**To do**
A: In the passage on Washington's Delaware crossing, restate the stretch from "He pressed on and" through "in the end.", substituting "young student" for "schoolboy".
B: Pick up the account of Washington's Delaware crossing after its final sentence and carry it forward.

— start Excerpt provided —

How George Washington crossed the Delaware

If General George Washington had not led American troops across the Delaware River on Christmas, 1776, and defeated Hessian troops in Trenton, American secession from the British Empire probably would have failed, and the United States would not have become an independent nation when and how it did.

I recently finished reading Washington’s Crossing by David Hackett Fischer, which tells the story of that victory— how it was achieved, what came after and why it mattered.

By describing events in fine-grained detail, drawing in letter, diaries and reminiscences of many individuals on both sides, he drew a vivid picture of what it was like to fight in that era, and also showed how differently the two sides viewed the war.

Fischer’s history begins with the British driving the Continental Army out of New York City in the summer of 1776, and then winning victory after victory until they occupied all of New jersey.  He ends with the turning of the tide in a way that showed how Americans would win ultimate victory.

In grade school, I was taught to think of the British redcoats as fools, who marched in formation while Virginia and Pennsylvania riflemen picked them off from behind trees and stone walls.

The fact was that the British troops who occupied New York City in the summer of 1776 were veterans of regiments who, a short time before, had won battles in every continent in the Seven Years War against the French Empire.  They were backed up by the British fleet , which commanded not only the high seas, but the waters around Manhattan island.

They out-fought and out-maneuvered the inexperienced American troops, driving Washington’s troops out of New York and south through New Jersey.

By Christmas, the British and their Hessian allies had every reason to think they had all but won.   Washington’s desperate plan to attack across the Delaware River involved coordinated crossings at three different locations.   Two of the crossings failed.  Washington failed to make his crossing on schedule or as planned, but he pressed on to the attack anyway.

He pressed on and won.  As a schoolboy, I also was taught that he caught the Hessian garrison hung over from a drunken Christmas Eve party the night before.  Not so!  The Hessians were tough and well-disciplined troops who put up a brave fight, but were defeated in the end.

— end Excerpt provided —
— start Entries —

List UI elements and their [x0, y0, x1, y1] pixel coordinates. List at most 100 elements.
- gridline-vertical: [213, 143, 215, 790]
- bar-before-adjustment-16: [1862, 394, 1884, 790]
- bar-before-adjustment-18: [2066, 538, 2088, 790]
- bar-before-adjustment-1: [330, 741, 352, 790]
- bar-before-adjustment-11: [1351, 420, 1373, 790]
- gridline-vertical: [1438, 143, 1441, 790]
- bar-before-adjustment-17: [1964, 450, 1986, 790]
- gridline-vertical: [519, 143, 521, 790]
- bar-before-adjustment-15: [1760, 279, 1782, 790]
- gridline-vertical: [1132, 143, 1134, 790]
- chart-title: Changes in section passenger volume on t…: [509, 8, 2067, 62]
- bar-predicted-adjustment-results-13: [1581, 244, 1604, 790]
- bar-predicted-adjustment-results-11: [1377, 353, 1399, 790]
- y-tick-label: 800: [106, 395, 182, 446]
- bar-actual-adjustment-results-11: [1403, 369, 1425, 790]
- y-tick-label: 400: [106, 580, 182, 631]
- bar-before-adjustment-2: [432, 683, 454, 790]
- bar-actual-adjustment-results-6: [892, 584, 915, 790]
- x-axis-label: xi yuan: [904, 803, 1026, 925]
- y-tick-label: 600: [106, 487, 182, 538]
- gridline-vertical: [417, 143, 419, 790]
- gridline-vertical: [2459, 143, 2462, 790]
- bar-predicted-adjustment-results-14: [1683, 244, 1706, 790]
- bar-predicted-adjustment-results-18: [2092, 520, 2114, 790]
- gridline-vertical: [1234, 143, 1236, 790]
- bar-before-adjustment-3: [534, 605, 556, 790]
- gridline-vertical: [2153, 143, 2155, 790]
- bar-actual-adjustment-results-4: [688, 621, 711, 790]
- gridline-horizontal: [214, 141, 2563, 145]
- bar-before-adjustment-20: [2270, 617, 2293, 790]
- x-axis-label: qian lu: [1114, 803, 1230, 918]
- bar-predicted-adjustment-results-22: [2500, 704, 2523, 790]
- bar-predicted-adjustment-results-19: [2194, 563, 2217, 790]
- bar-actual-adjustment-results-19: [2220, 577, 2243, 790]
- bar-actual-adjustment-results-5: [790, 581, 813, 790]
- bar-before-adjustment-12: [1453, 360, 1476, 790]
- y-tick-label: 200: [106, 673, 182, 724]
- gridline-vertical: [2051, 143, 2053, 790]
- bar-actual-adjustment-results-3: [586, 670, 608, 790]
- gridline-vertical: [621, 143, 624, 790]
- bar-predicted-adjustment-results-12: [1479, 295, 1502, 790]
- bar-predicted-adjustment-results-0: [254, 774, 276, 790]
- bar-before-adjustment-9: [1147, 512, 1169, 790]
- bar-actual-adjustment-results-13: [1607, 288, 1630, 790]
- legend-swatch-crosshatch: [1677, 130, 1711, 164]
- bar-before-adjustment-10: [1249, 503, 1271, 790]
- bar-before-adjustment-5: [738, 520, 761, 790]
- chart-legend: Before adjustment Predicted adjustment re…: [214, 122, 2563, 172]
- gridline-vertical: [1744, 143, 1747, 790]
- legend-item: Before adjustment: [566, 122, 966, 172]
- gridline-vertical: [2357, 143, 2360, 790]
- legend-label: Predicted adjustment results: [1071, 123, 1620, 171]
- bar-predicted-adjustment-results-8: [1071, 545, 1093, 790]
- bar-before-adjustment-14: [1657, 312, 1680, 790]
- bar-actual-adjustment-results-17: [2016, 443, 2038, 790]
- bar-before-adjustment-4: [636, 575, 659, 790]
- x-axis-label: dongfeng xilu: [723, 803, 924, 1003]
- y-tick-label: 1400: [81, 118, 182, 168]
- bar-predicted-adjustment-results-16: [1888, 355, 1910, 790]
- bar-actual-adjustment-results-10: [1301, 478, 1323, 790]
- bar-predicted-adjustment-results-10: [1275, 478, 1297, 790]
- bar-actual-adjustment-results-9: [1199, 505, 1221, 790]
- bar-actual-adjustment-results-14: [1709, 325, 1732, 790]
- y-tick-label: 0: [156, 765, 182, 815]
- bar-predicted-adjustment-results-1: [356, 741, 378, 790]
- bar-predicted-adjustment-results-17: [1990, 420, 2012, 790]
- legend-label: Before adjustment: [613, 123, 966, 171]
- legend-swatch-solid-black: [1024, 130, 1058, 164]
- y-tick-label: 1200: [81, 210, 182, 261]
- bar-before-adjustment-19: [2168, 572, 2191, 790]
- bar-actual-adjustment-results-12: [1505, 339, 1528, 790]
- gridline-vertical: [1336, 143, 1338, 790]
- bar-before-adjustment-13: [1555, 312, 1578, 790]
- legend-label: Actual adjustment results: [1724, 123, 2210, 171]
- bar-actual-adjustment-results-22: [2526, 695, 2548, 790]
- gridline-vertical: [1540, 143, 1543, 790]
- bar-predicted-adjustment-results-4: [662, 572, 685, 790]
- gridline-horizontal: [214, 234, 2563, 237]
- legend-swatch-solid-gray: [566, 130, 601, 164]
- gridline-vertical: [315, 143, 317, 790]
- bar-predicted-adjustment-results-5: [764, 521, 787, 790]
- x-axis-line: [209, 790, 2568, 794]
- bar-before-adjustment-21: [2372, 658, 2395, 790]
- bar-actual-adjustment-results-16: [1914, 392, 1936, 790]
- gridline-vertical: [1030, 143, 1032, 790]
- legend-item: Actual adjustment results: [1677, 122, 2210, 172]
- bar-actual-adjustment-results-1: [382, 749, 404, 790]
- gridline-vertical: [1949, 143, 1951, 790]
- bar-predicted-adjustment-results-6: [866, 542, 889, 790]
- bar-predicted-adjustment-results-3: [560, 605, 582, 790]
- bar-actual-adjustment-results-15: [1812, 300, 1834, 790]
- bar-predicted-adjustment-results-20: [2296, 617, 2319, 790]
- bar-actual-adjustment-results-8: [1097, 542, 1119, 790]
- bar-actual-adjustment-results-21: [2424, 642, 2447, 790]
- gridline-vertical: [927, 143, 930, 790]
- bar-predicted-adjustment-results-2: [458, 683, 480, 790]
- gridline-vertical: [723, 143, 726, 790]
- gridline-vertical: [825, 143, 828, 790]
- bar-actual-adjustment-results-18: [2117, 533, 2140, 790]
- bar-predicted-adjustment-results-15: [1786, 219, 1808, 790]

— end Entries —

**The answers**
A:
He pressed on and won.  As a young student, I also was taught that he caught the Hessian garrison hung over from a drunken Christmas Eve party the night before.  Not so!  The Hessians were tough and well-disciplined troops who put up a brave fight, but were defeated in the end.

B:
Fischer gives a powerful account of what it was like fight in those days, marching and pushing wagons through knee-deep mud and freezing rain, and fighting on despite hunger, exhaustion and lack of adequate shoes or clothing.  I can’t even imagine what it would be like to march through mud that was literally knee-deep or worse.

David Hackett Fischer

The opposing armies were very different in their makeup.  One of the merits of Hackett’s book is that he shows how things looked from both sides, and how their differences reflected different ways of life.

British officers and men believed in hierarchy, obedience and discipline. They thought of the rebels as a disorganized criminal rabble who could easily be defeated.

British troops were told that their particular regiment was the best in the British army at whatever it did, and that it had a unique personal relationship with their King.

The Hessian and other German regiments that were hired to fight thought of war as normal and honorable.  They had a strict sense of honor that, however, applied only to other honorable soldiers, not to civilians.

George Washington commanded very different kinds of troops.  He himself was an experienced officer, having been commissioned a major in the Virginia militia in 1752 at the age of 20.  He has extensive experience fighting Indians and little or none in fighting professional soldiers..

As a Virginia plantation owner, Washington was conscious of rank and hierarchy.  He would have preferred to command professional soldiers and enforce his will, as European armies did, through harsh punishments.

But this was not an option for him.  He commanded volunteer militias who had different ideas of freedom.  The New England Yankees believed that freedom consisted of town-meeting democracy; the Virginia and Pennsylvania backwoodsmen believed that freedom consisted of lack of constraint; others had their own ideas.

Washington learned to adapt to the the ways of the army he had and to appeal to their differing ideas of patriotism and freedom.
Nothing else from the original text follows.